Instructions to follow » Tally the lines in the listing below that include "make". Answer with the count and nothing more.
---- Given records
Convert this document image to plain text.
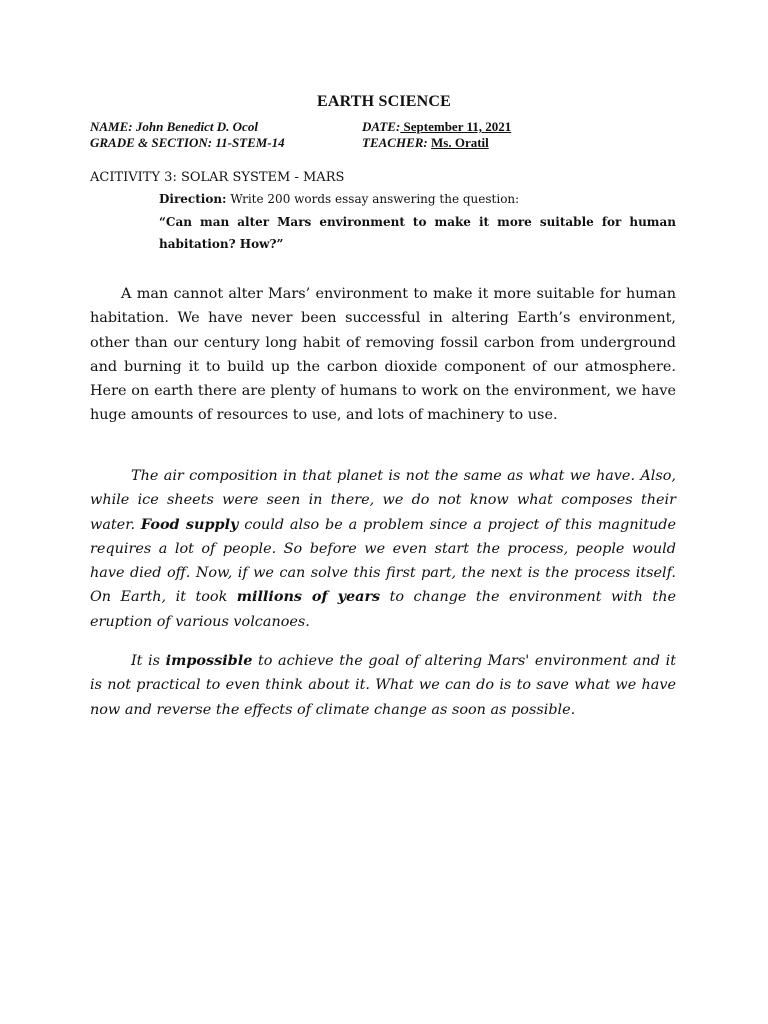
EARTH SCIENCE
NAME: John Benedict D. Ocol	DATE: September 11, 2021
GRADE & SECTION: 11-STEM-14	TEACHER: Ms. Oratil
ACITIVITY 3: SOLAR SYSTEM - MARS
Direction: Write 200 words essay answering the question:
“Can man alter Mars environment to make it more suitable for human habitation? How?”

A man cannot alter Mars’ environment to make it more suitable for human habitation. We have never been successful in altering Earth’s environment, other than our century long habit of removing fossil carbon from underground and burning it to build up the carbon dioxide component of our atmosphere. Here on earth there are plenty of humans to work on the environment, we have huge amounts of resources to use, and lots of machinery to use.

The air composition in that planet is not the same as what we have. Also, while ice sheets were seen in there, we do not know what composes their water. Food supply could also be a problem since a project of this magnitude requires a lot of people. So before we even start the process, people would have died off. Now, if we can solve this first part, the next is the process itself. On Earth, it took millions of years to change the environment with the eruption of various volcanoes.

It is impossible to achieve the goal of altering Mars' environment and it is not practical to even think about it. What we can do is to save what we have now and reverse the effects of climate change as soon as possible.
--------
In response » 2